PROBLEM DESCRIPTION
Write out all the lines again, precisely as they stand, but without the images.

Begin MATERIAL SUPPLIED

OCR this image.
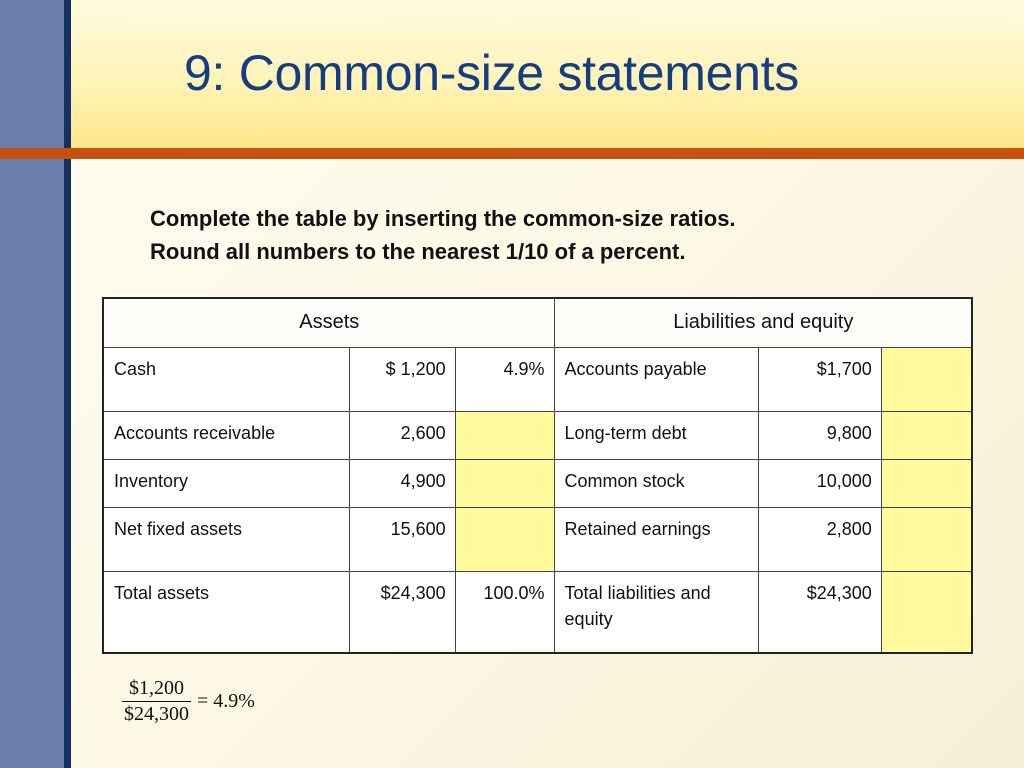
9: Common-size statements
Complete the table by inserting the common-size ratios.
Round all numbers to the nearest 1/10 of a percent.
Assets			Liabilities and equity		
Cash	$ 1,200	4.9%	Accounts payable	$1,700	
Accounts receivable	2,600		Long-term debt	9,800	
Inventory	4,900		Common stock	10,000	
Net fixed assets	15,600		Retained earnings	2,800	
Total assets	$24,300	100.0%	Total liabilities and equity	$24,300	
$\frac{\$1,200}{\$24,300} = 4.9\%$
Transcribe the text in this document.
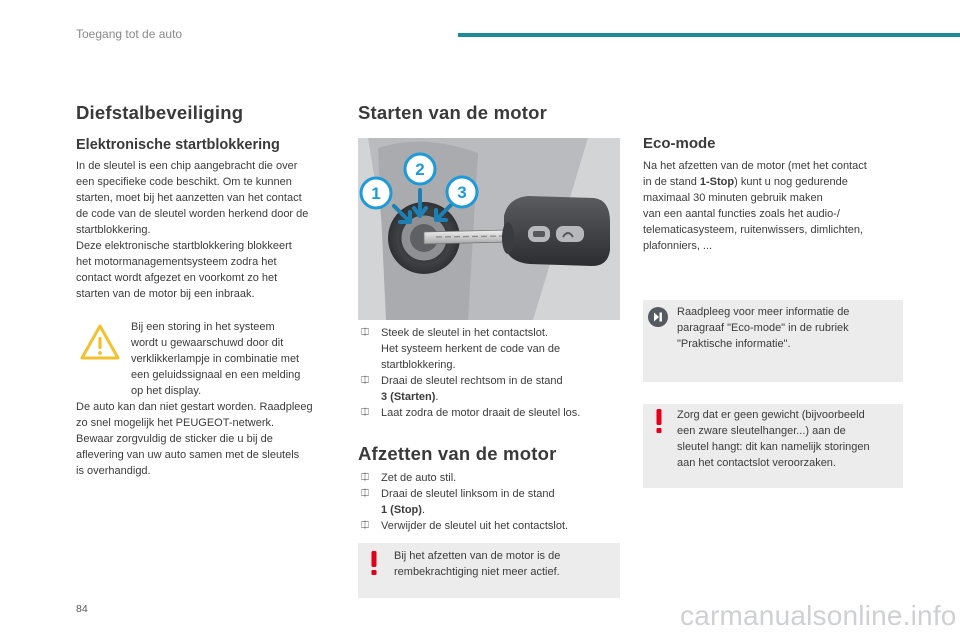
Toegang tot de auto
Diefstalbeveiliging
Elektronische startblokkering
In de sleutel is een chip aangebracht die over
een specifieke code beschikt. Om te kunnen
starten, moet bij het aanzetten van het contact
de code van de sleutel worden herkend door de
startblokkering.
Deze elektronische startblokkering blokkeert
het motormanagementsysteem zodra het
contact wordt afgezet en voorkomt zo het
starten van de motor bij een inbraak.
Bij een storing in het systeem
wordt u gewaarschuwd door dit
verklikkerlampje in combinatie met
een geluidssignaal en een melding
op het display.
De auto kan dan niet gestart worden. Raadpleeg
zo snel mogelijk het PEUGEOT-netwerk.
Bewaar zorgvuldig de sticker die u bij de
aflevering van uw auto samen met de sleutels
is overhandigd.
Starten van de motor
1
2
3
⎅ Steek de sleutel in het contactslot.
Het systeem herkent de code van de
startblokkering.
⎅ Draai de sleutel rechtsom in de stand
3 (Starten).
⎅ Laat zodra de motor draait de sleutel los.
Afzetten van de motor
⎅ Zet de auto stil.
⎅ Draai de sleutel linksom in de stand
1 (Stop).
⎅ Verwijder de sleutel uit het contactslot.
Bij het afzetten van de motor is de
rembekrachtiging niet meer actief.
Eco-mode
Na het afzetten van de motor (met het contact
in de stand 1-Stop) kunt u nog gedurende
maximaal 30 minuten gebruik maken
van een aantal functies zoals het audio-/
telematicasysteem, ruitenwissers, dimlichten,
plafonniers, ...
Raadpleeg voor meer informatie de
paragraaf "Eco-mode" in de rubriek
"Praktische informatie".
Zorg dat er geen gewicht (bijvoorbeeld
een zware sleutelhanger...) aan de
sleutel hangt: dit kan namelijk storingen
aan het contactslot veroorzaken.
84	carmanualsonline.info
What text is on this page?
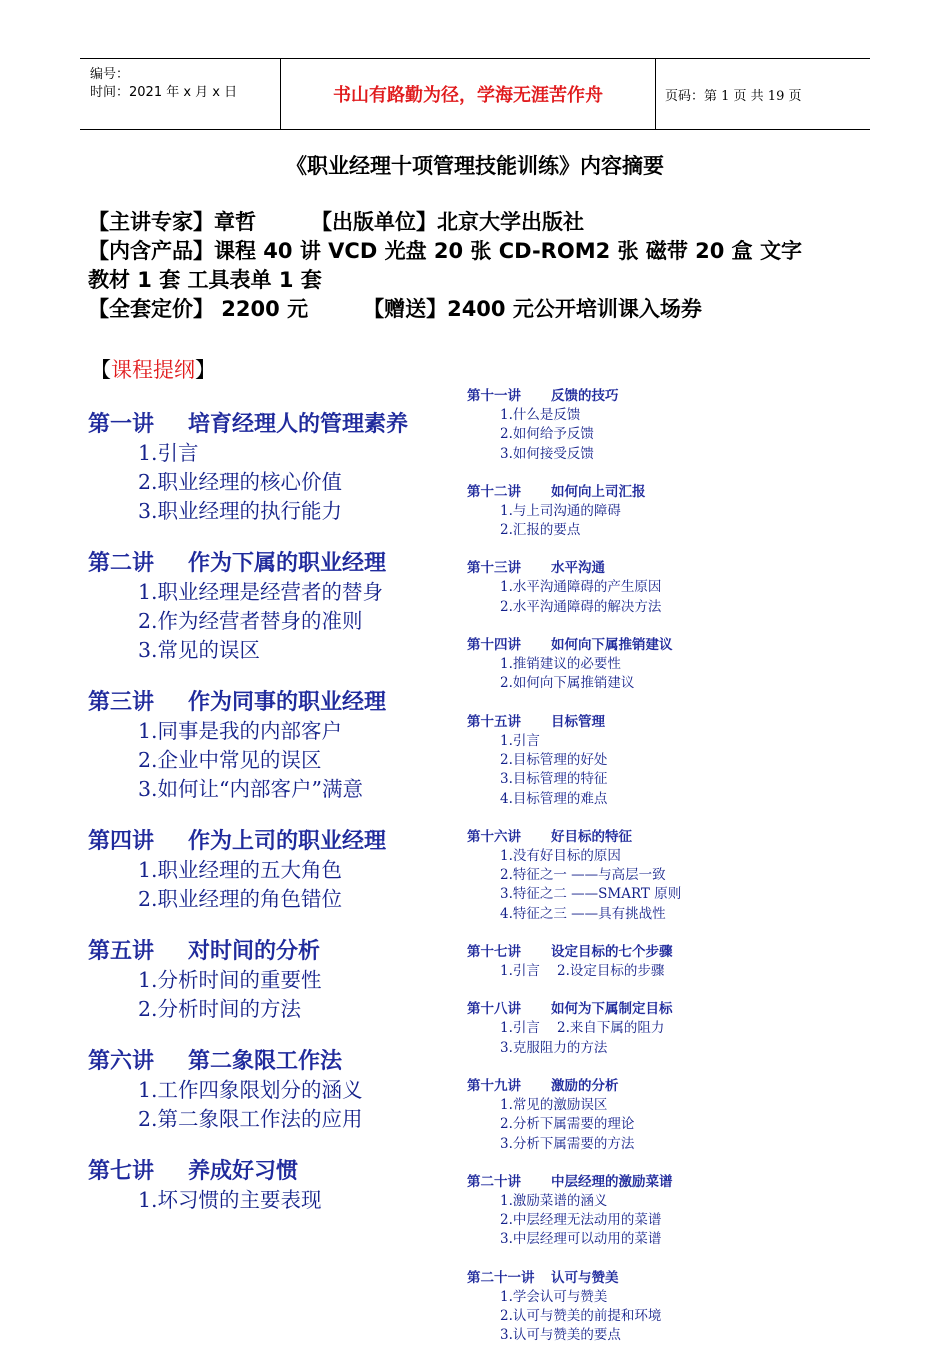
编号：
时间：2021 年 x 月 x 日	书山有路勤为径，学海无涯苦作舟	页码：第 1 页 共 19 页
《职业经理十项管理技能训练》内容摘要
【主讲专家】章哲	【出版单位】北京大学出版社
【内含产品】课程 40 讲 VCD 光盘 20 张 CD-ROM2 张 磁带 20 盒 文字
教材 1 套 工具表单 1 套
【全套定价】 2200 元	【赠送】2400 元公开培训课入场券
【课程提纲】
第一讲 培育经理人的管理素养
1.引言
2.职业经理的核心价值
3.职业经理的执行能力
第二讲 作为下属的职业经理
1.职业经理是经营者的替身
2.作为经营者替身的准则
3.常见的误区
第三讲 作为同事的职业经理
1.同事是我的内部客户
2.企业中常见的误区
3.如何让“内部客户”满意
第四讲 作为上司的职业经理
1.职业经理的五大角色
2.职业经理的角色错位
第五讲 对时间的分析
1.分析时间的重要性
2.分析时间的方法
第六讲 第二象限工作法
1.工作四象限划分的涵义
2.第二象限工作法的应用
第七讲 养成好习惯
1.坏习惯的主要表现
第十一讲 反馈的技巧
1.什么是反馈
2.如何给予反馈
3.如何接受反馈
第十二讲 如何向上司汇报
1.与上司沟通的障碍
2.汇报的要点
第十三讲 水平沟通
1.水平沟通障碍的产生原因
2.水平沟通障碍的解决方法
第十四讲 如何向下属推销建议
1.推销建议的必要性
2.如何向下属推销建议
第十五讲 目标管理
1.引言
2.目标管理的好处
3.目标管理的特征
4.目标管理的难点
第十六讲 好目标的特征
1.没有好目标的原因
2.特征之一 ——与高层一致
3.特征之二 ——SMART 原则
4.特征之三 ——具有挑战性
第十七讲 设定目标的七个步骤
1.引言    2.设定目标的步骤
第十八讲 如何为下属制定目标
1.引言    2.来自下属的阻力
3.克服阻力的方法
第十九讲 激励的分析
1.常见的激励误区
2.分析下属需要的理论
3.分析下属需要的方法
第二十讲 中层经理的激励菜谱
1.激励菜谱的涵义
2.中层经理无法动用的菜谱
3.中层经理可以动用的菜谱
第二十一讲 认可与赞美
1.学会认可与赞美
2.认可与赞美的前提和环境
3.认可与赞美的要点
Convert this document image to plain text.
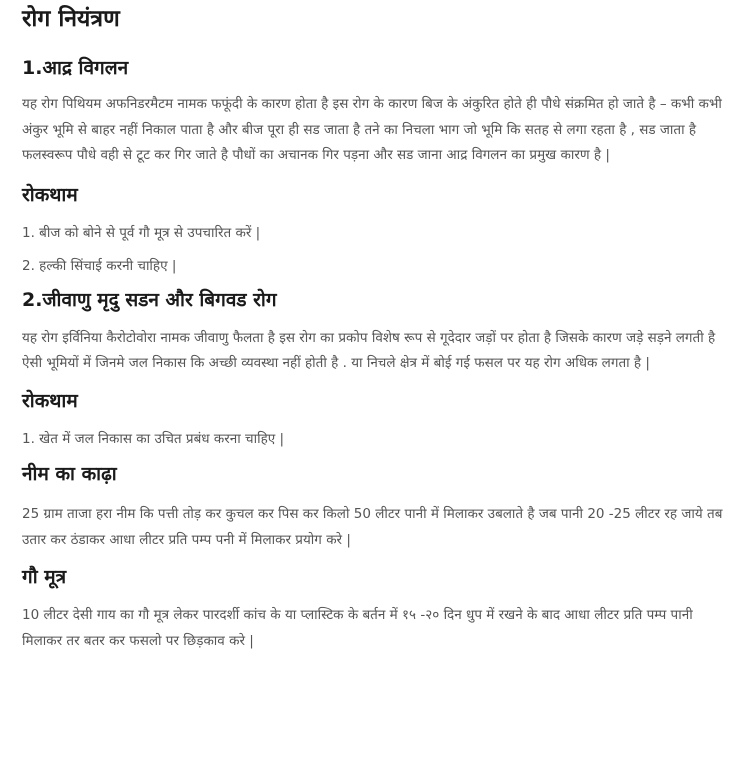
रोग नियंत्रण
1.आद्र विगलन

यह रोग पिथियम अफनिडरमैटम नामक फफूंदी के कारण होता है इस रोग के कारण बिज के अंकुरित होते ही पौधे संक्रमित हो जाते है – कभी कभी अंकुर भूमि से बाहर नहीं निकाल पाता है और बीज पूरा ही सड जाता है तने का निचला भाग जो भूमि कि सतह से लगा रहता है , सड जाता है फलस्वरूप पौधे वही से टूट कर गिर जाते है पौधों का अचानक गिर पड़ना और सड जाना आद्र विगलन का प्रमुख कारण है |

रोकथाम

1. बीज को बोने से पूर्व गौ मूत्र से उपचारित करें |

2. हल्की सिंचाई करनी चाहिए |

2.जीवाणु मृदु सडन और बिगवड रोग

यह रोग इर्विनिया कैरोटोवोरा नामक जीवाणु फैलता है इस रोग का प्रकोप विशेष रूप से गूदेदार जड़ों पर होता है जिसके कारण जड़े सड़ने लगती है ऐसी भूमियों में जिनमे जल निकास कि अच्छी व्यवस्था नहीं होती है . या निचले क्षेत्र में बोई गई फसल पर यह रोग अधिक लगता है |

रोकथाम

1. खेत में जल निकास का उचित प्रबंध करना चाहिए |

नीम का काढ़ा

25 ग्राम ताजा हरा नीम कि पत्ती तोड़ कर कुचल कर पिस कर किलो 50 लीटर पानी में मिलाकर उबलाते है जब पानी 20 -25 लीटर रह जाये तब उतार कर ठंडाकर आधा लीटर प्रति पम्प पनी में मिलाकर प्रयोग करे |

गौ मूत्र

10 लीटर देसी गाय का गौ मूत्र लेकर पारदर्शी कांच के या प्लास्टिक के बर्तन में १५ -२० दिन धुप में रखने के बाद आधा लीटर प्रति पम्प पानी मिलाकर तर बतर कर फसलो पर छिड़काव करे |
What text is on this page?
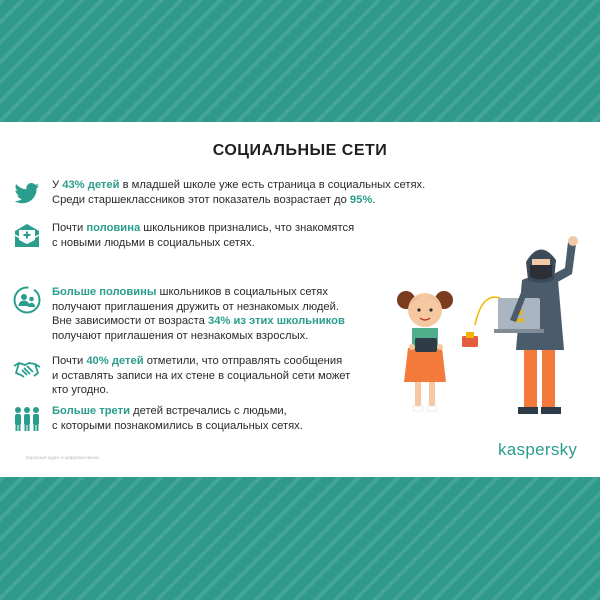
СОЦИАЛЬНЫЕ СЕТИ
У 43% детей в младшей школе уже есть страница в социальных сетях.
Среди старшеклассников этот показатель возрастает до 95%.
Почти половина школьников признались, что знакомятся
с новыми людьми в социальных сетях.
Больше половины школьников в социальных сетях
получают приглашения дружить от незнакомых людей.
Вне зависимости от возраста 34% из этих школьников
получают приглашения от незнакомых взрослых.
Почти 40% детей отметили, что отправлять сообщения
и оставлять записи на их стене в социальной сети может
кто угодно.
Больше трети детей встречались с людьми,
с которыми познакомились в социальных сетях.
Взрослый аудит и цифровая жизнь	kaspersky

End MATERIAL SUPPLIED

TASK OUTPUT
OCR this image.
9: Common-size statements
Complete the table by inserting the common-size ratios.
Round all numbers to the nearest 1/10 of a percent.
Assets			Liabilities and equity		
Cash	$ 1,200	4.9%	Accounts payable	$1,700	
Accounts receivable	2,600		Long-term debt	9,800	
Inventory	4,900		Common stock	10,000	
Net fixed assets	15,600		Retained earnings	2,800	
Total assets	$24,300	100.0%	Total liabilities and equity	$24,300	
$\frac{\$1,200}{\$24,300} = 4.9\%$
Transcribe the text in this document.
Toegang tot de auto
Diefstalbeveiliging
Elektronische startblokkering
In de sleutel is een chip aangebracht die over
een specifieke code beschikt. Om te kunnen
starten, moet bij het aanzetten van het contact
de code van de sleutel worden herkend door de
startblokkering.
Deze elektronische startblokkering blokkeert
het motormanagementsysteem zodra het
contact wordt afgezet en voorkomt zo het
starten van de motor bij een inbraak.
Bij een storing in het systeem
wordt u gewaarschuwd door dit
verklikkerlampje in combinatie met
een geluidssignaal en een melding
op het display.
De auto kan dan niet gestart worden. Raadpleeg
zo snel mogelijk het PEUGEOT-netwerk.
Bewaar zorgvuldig de sticker die u bij de
aflevering van uw auto samen met de sleutels
is overhandigd.
Starten van de motor
1
2
3
⎅ Steek de sleutel in het contactslot.
Het systeem herkent de code van de
startblokkering.
⎅ Draai de sleutel rechtsom in de stand
3 (Starten).
⎅ Laat zodra de motor draait de sleutel los.
Afzetten van de motor
⎅ Zet de auto stil.
⎅ Draai de sleutel linksom in de stand
1 (Stop).
⎅ Verwijder de sleutel uit het contactslot.
Bij het afzetten van de motor is de
rembekrachtiging niet meer actief.
Eco-mode
Na het afzetten van de motor (met het contact
in de stand 1-Stop) kunt u nog gedurende
maximaal 30 minuten gebruik maken
van een aantal functies zoals het audio-/
telematicasysteem, ruitenwissers, dimlichten,
plafonniers, ...
Raadpleeg voor meer informatie de
paragraaf "Eco-mode" in de rubriek
"Praktische informatie".
Zorg dat er geen gewicht (bijvoorbeeld
een zware sleutelhanger...) aan de
sleutel hangt: dit kan namelijk storingen
aan het contactslot veroorzaken.
84	carmanualsonline.info
What text is on this page?
编号：
时间：2021 年 x 月 x 日	书山有路勤为径，学海无涯苦作舟	页码：第 1 页 共 19 页
《职业经理十项管理技能训练》内容摘要
【主讲专家】章哲	【出版单位】北京大学出版社
【内含产品】课程 40 讲 VCD 光盘 20 张 CD-ROM2 张 磁带 20 盒 文字
教材 1 套 工具表单 1 套
【全套定价】 2200 元	【赠送】2400 元公开培训课入场券
【课程提纲】
第一讲 培育经理人的管理素养
1.引言
2.职业经理的核心价值
3.职业经理的执行能力
第二讲 作为下属的职业经理
1.职业经理是经营者的替身
2.作为经营者替身的准则
3.常见的误区
第三讲 作为同事的职业经理
1.同事是我的内部客户
2.企业中常见的误区
3.如何让“内部客户”满意
第四讲 作为上司的职业经理
1.职业经理的五大角色
2.职业经理的角色错位
第五讲 对时间的分析
1.分析时间的重要性
2.分析时间的方法
第六讲 第二象限工作法
1.工作四象限划分的涵义
2.第二象限工作法的应用
第七讲 养成好习惯
1.坏习惯的主要表现
第十一讲 反馈的技巧
1.什么是反馈
2.如何给予反馈
3.如何接受反馈
第十二讲 如何向上司汇报
1.与上司沟通的障碍
2.汇报的要点
第十三讲 水平沟通
1.水平沟通障碍的产生原因
2.水平沟通障碍的解决方法
第十四讲 如何向下属推销建议
1.推销建议的必要性
2.如何向下属推销建议
第十五讲 目标管理
1.引言
2.目标管理的好处
3.目标管理的特征
4.目标管理的难点
第十六讲 好目标的特征
1.没有好目标的原因
2.特征之一 ——与高层一致
3.特征之二 ——SMART 原则
4.特征之三 ——具有挑战性
第十七讲 设定目标的七个步骤
1.引言    2.设定目标的步骤
第十八讲 如何为下属制定目标
1.引言    2.来自下属的阻力
3.克服阻力的方法
第十九讲 激励的分析
1.常见的激励误区
2.分析下属需要的理论
3.分析下属需要的方法
第二十讲 中层经理的激励菜谱
1.激励菜谱的涵义
2.中层经理无法动用的菜谱
3.中层经理可以动用的菜谱
第二十一讲 认可与赞美
1.学会认可与赞美
2.认可与赞美的前提和环境
3.认可与赞美的要点
Convert this document image to plain text.
रोग नियंत्रण
1.आद्र विगलन

यह रोग पिथियम अफनिडरमैटम नामक फफूंदी के कारण होता है इस रोग के कारण बिज के अंकुरित होते ही पौधे संक्रमित हो जाते है – कभी कभी अंकुर भूमि से बाहर नहीं निकाल पाता है और बीज पूरा ही सड जाता है तने का निचला भाग जो भूमि कि सतह से लगा रहता है , सड जाता है फलस्वरूप पौधे वही से टूट कर गिर जाते है पौधों का अचानक गिर पड़ना और सड जाना आद्र विगलन का प्रमुख कारण है |

रोकथाम

1. बीज को बोने से पूर्व गौ मूत्र से उपचारित करें |

2. हल्की सिंचाई करनी चाहिए |

2.जीवाणु मृदु सडन और बिगवड रोग

यह रोग इर्विनिया कैरोटोवोरा नामक जीवाणु फैलता है इस रोग का प्रकोप विशेष रूप से गूदेदार जड़ों पर होता है जिसके कारण जड़े सड़ने लगती है ऐसी भूमियों में जिनमे जल निकास कि अच्छी व्यवस्था नहीं होती है . या निचले क्षेत्र में बोई गई फसल पर यह रोग अधिक लगता है |

रोकथाम

1. खेत में जल निकास का उचित प्रबंध करना चाहिए |

नीम का काढ़ा

25 ग्राम ताजा हरा नीम कि पत्ती तोड़ कर कुचल कर पिस कर किलो 50 लीटर पानी में मिलाकर उबलाते है जब पानी 20 -25 लीटर रह जाये तब उतार कर ठंडाकर आधा लीटर प्रति पम्प पनी में मिलाकर प्रयोग करे |

गौ मूत्र

10 लीटर देसी गाय का गौ मूत्र लेकर पारदर्शी कांच के या प्लास्टिक के बर्तन में १५ -२० दिन धुप में रखने के बाद आधा लीटर प्रति पम्प पानी मिलाकर तर बतर कर फसलो पर छिड़काव करे |
What text is on this page?
СОЦИАЛЬНЫЕ СЕТИ
У 43% детей в младшей школе уже есть страница в социальных сетях.
Среди старшеклассников этот показатель возрастает до 95%.
Почти половина школьников признались, что знакомятся
с новыми людьми в социальных сетях.
Больше половины школьников в социальных сетях
получают приглашения дружить от незнакомых людей.
Вне зависимости от возраста 34% из этих школьников
получают приглашения от незнакомых взрослых.
Почти 40% детей отметили, что отправлять сообщения
и оставлять записи на их стене в социальной сети может
кто угодно.
Больше трети детей встречались с людьми,
с которыми познакомились в социальных сетях.
Взрослый аудит и цифровая жизнь	kaspersky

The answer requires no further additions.